* Stated goal 1:
Reproduce the passage on troff control characters word for word, in full.

* Source passage:

########################################

The emphasis is mine.

Ted wrote:
> Well, I'll stop there; but it does look as though you could use a lot
> of different "\..." escape sequences without "hiding" the "." at the
> start of the line.
>
> Well, I'll save you the trouble: the ones which are transparent for
> "." are \f, \s as above, \H'N' (font height N points), and \S'N'
> (slope by N degrees) -- in fact, those which have to do with font
> appearance.

Why just the font appearance ones?  I'd have thought many more.

Werner wrote:
> For non-compatibility mode, I plan to follow the troff manual, i.e.,
> "." and "'" must be the first character on an input line to be
> recognized as control characters *without exception*.

I think that would be wrong;  once you know the behaviour is
intentional the manual can be read to match the behaviour.

Ted wrote:
> So I just shrugged my shoulders and decided that, in his wisdom,
> James Clark had introduced the "transparency" (not realising then, as
> has emerged over the last few days, that even UNIX troff, at least in
> some versions, behaves similarly).

########################################

* Stated goal 2:
In the listing, begin at the line that contains "Patent image size: (1039, 510)." and stop after the last line of the listing. Format only those lines as a numbered list and omit any blank lines.

########################################

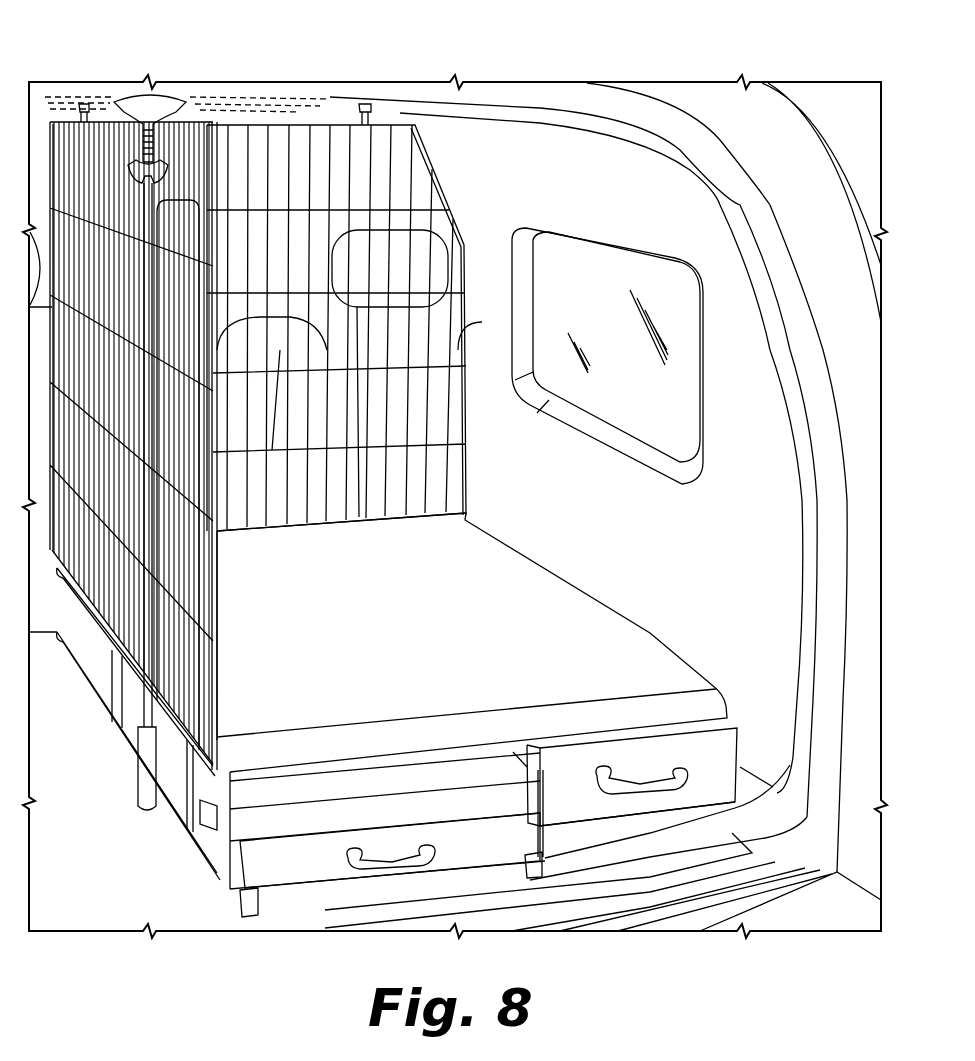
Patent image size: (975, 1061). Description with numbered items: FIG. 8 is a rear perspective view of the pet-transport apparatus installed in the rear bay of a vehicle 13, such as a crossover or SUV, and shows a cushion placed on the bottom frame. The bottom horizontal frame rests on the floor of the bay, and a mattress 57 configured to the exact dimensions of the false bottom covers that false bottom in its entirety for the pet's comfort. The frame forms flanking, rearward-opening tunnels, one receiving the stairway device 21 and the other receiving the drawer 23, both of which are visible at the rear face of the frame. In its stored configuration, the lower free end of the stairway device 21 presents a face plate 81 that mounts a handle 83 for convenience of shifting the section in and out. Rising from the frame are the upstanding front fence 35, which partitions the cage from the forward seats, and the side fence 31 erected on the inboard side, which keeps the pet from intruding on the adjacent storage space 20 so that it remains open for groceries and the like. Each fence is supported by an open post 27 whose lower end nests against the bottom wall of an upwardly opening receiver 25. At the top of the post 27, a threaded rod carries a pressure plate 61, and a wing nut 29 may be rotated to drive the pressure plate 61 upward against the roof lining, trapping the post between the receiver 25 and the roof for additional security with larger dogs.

The vehicle 13 is at (99, 878).
The storage space 20 is at (732, 584).
The stairway device 21 is at (222, 886).
The drawer 23 is at (745, 743).
The receiver 25 is at (140, 752).
The post 27 is at (140, 688).
The wing nut 29 is at (178, 182).
The side fence 31 is at (218, 613).
The front fence 35 is at (443, 189).
The mattress 57 is at (588, 630).
The pressure plate 61 is at (145, 94).
The face plate 81 is at (499, 852).
The handle 83 is at (387, 852).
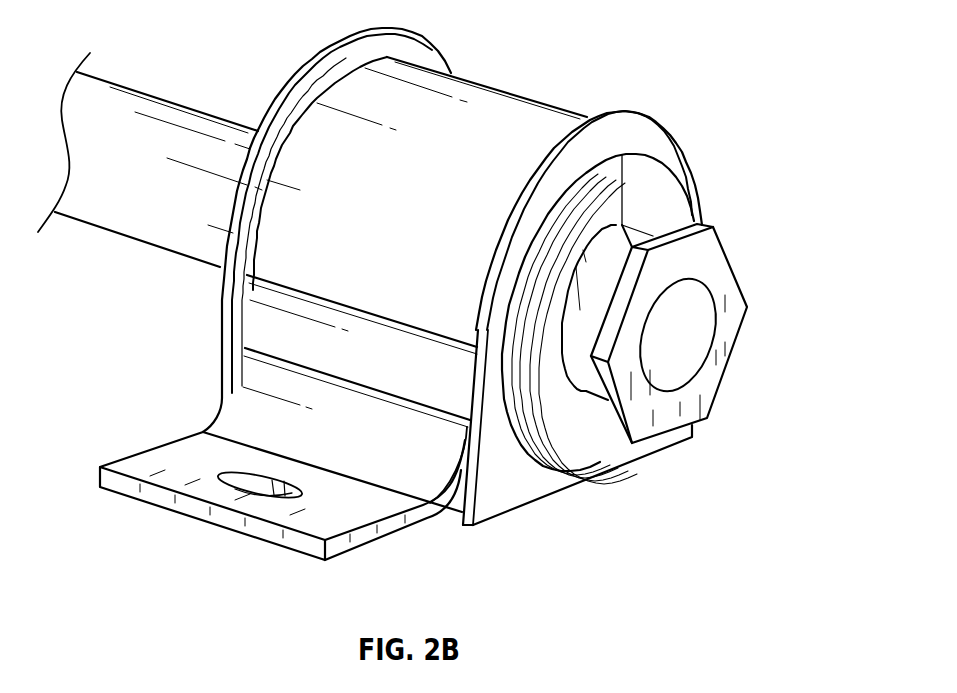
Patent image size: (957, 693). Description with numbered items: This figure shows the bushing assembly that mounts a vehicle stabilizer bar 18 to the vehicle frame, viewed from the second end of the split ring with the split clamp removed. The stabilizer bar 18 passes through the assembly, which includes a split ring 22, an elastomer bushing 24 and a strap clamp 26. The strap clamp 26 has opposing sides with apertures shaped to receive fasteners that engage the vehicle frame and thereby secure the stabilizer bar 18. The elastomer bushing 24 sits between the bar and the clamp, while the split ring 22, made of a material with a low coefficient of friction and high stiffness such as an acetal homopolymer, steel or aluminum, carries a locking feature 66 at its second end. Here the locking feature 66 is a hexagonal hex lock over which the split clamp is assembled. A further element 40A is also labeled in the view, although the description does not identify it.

The stabilizer bar 18 is at (195, 118).
The strap clamp 26 is at (502, 116).
The elastomer bushing 24 is at (640, 124).
The raised ring 40A is at (675, 187).
The split ring 22 is at (690, 193).
The locking feature 66 is at (620, 455).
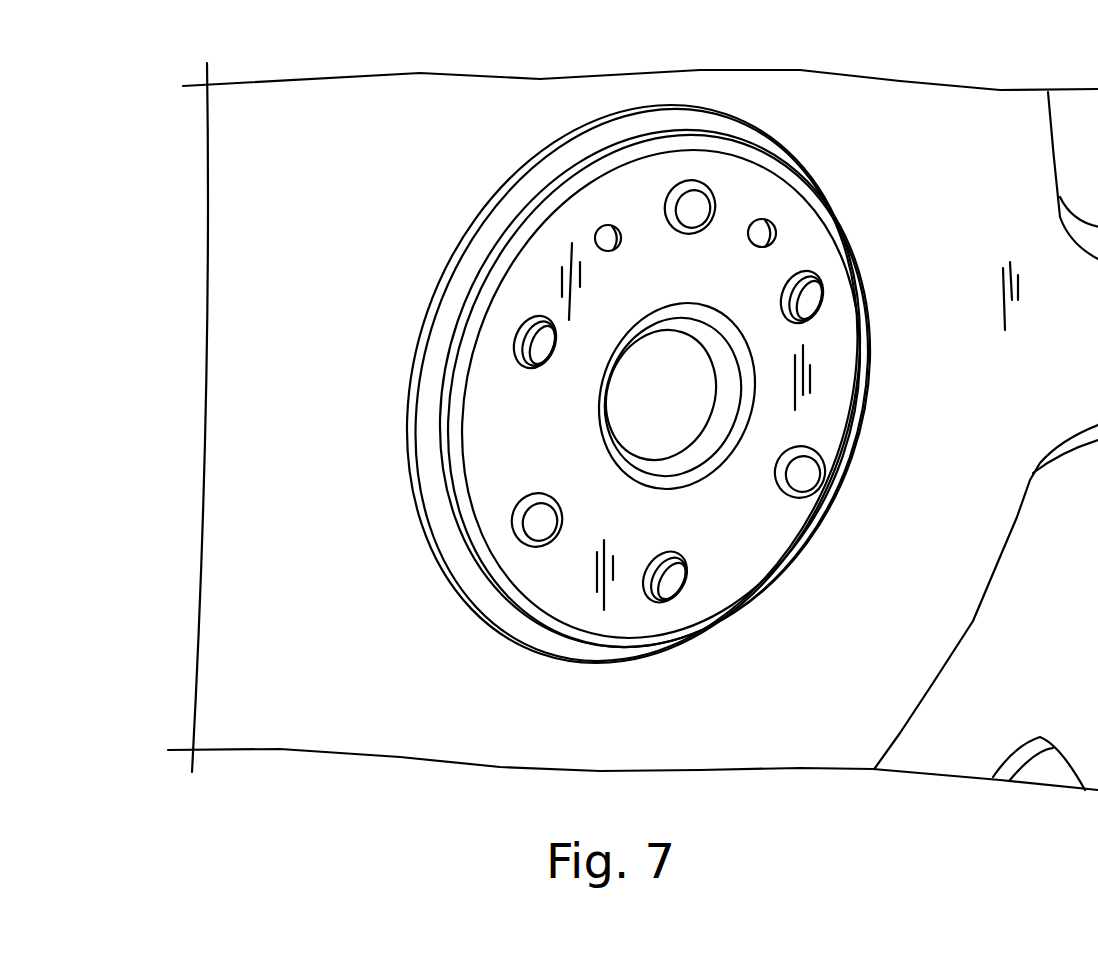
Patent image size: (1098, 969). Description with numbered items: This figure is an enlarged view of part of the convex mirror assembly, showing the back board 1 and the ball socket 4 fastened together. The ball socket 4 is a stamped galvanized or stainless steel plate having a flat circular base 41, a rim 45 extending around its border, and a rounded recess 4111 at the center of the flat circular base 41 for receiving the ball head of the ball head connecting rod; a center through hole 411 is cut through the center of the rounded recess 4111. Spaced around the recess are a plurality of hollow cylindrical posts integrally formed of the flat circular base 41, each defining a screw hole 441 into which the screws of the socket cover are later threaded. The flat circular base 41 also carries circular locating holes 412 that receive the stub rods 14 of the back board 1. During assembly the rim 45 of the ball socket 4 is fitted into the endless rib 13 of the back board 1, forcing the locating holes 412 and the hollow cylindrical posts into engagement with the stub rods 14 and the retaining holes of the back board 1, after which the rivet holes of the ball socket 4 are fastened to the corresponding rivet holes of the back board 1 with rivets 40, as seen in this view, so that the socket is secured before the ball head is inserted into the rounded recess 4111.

The back board 1 is at (998, 74).
The ball socket 4 is at (670, 367).
The endless rib 13 is at (738, 130).
The stub rods 14 is at (614, 250).
The rivets 40 is at (822, 478).
The flat circular base 41 is at (840, 390).
The center through hole 411 is at (653, 400).
The rounded recess 4111 is at (745, 352).
The circular locating holes 412 is at (605, 235).
The screw holes 441 is at (516, 350).
The rim 45 is at (460, 345).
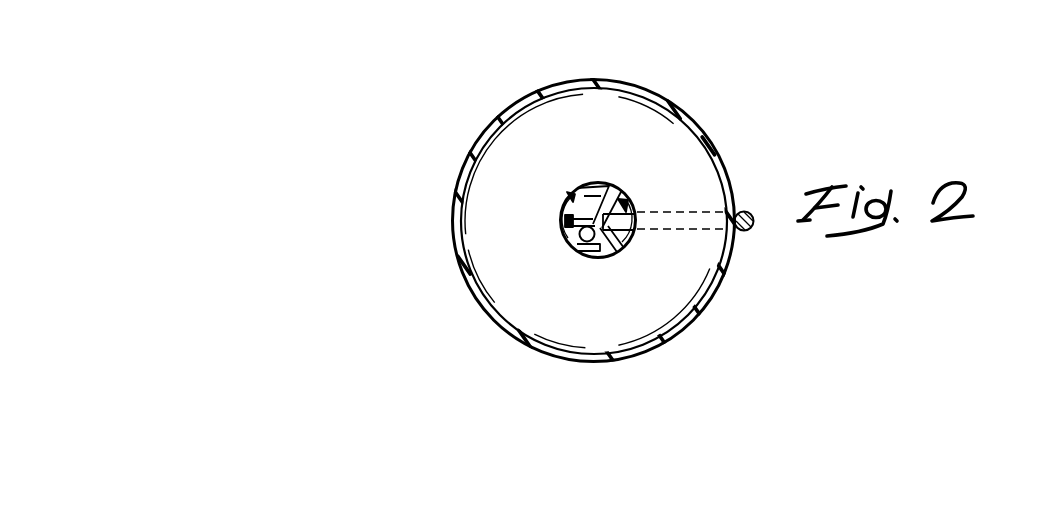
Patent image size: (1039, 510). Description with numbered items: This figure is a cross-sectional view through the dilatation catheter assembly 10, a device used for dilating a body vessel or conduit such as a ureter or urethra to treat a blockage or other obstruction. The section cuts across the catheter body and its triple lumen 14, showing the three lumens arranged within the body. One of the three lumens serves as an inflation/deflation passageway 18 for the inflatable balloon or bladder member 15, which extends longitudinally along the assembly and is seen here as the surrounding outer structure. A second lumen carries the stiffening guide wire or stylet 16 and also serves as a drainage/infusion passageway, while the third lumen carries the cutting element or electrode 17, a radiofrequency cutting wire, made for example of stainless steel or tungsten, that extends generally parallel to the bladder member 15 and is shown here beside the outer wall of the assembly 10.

The dilatation catheter assembly 10 is at (718, 97).
The triple lumen 14 is at (635, 202).
The inflatable balloon or bladder member 15 is at (613, 79).
The stiffening guide wire or stylet 16 is at (563, 238).
The cutting element or electrode 17 is at (748, 209).
The inflation/deflation passageway 18 is at (578, 205).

########################################

* Final result 1:
The emphasis is mine.

Ted wrote:
> Well, I'll stop there; but it does look as though you could use a lot
> of different "\..." escape sequences without "hiding" the "." at the
> start of the line.
>
> Well, I'll save you the trouble: the ones which are transparent for
> "." are \f, \s as above, \H'N' (font height N points), and \S'N'
> (slope by N degrees) -- in fact, those which have to do with font
> appearance.

Why just the font appearance ones?  I'd have thought many more.

Werner wrote:
> For non-compatibility mode, I plan to follow the troff manual, i.e.,
> "." and "'" must be the first character on an input line to be
> recognized as control characters *without exception*.

I think that would be wrong;  once you know the behaviour is
intentional the manual can be read to match the behaviour.

Ted wrote:
> So I just shrugged my shoulders and decided that, in his wisdom,
> James Clark had introduced the "transparency" (not realising then, as
> has emerged over the last few days, that even UNIX troff, at least in
> some versions, behaves similarly).

* Final result 2:
1. Patent image size: (1039, 510). Description with numbered items: This figure is a cross-sectional view through the dilatation catheter assembly 10, a device used for dilating a body vessel or conduit such as a ureter or urethra to treat a blockage or other obstruction. The section cuts across the catheter body and its triple lumen 14, showing the three lumens arranged within the body. One of the three lumens serves as an inflation/deflation passageway 18 for the inflatable balloon or bladder member 15, which extends longitudinally along the assembly and is seen here as the surrounding outer structure. A second lumen carries the stiffening guide wire or stylet 16 and also serves as a drainage/infusion passageway, while the third lumen carries the cutting element or electrode 17, a radiofrequency cutting wire, made for example of stainless steel or tungsten, that extends generally parallel to the bladder member 15 and is shown here beside the outer wall of the assembly 10.
2. The dilatation catheter assembly 10 is at (718, 97).
3. The triple lumen 14 is at (635, 202).
4. The inflatable balloon or bladder member 15 is at (613, 79).
5. The stiffening guide wire or stylet 16 is at (563, 238).
6. The cutting element or electrode 17 is at (748, 209).
7. The inflation/deflation passageway 18 is at (578, 205).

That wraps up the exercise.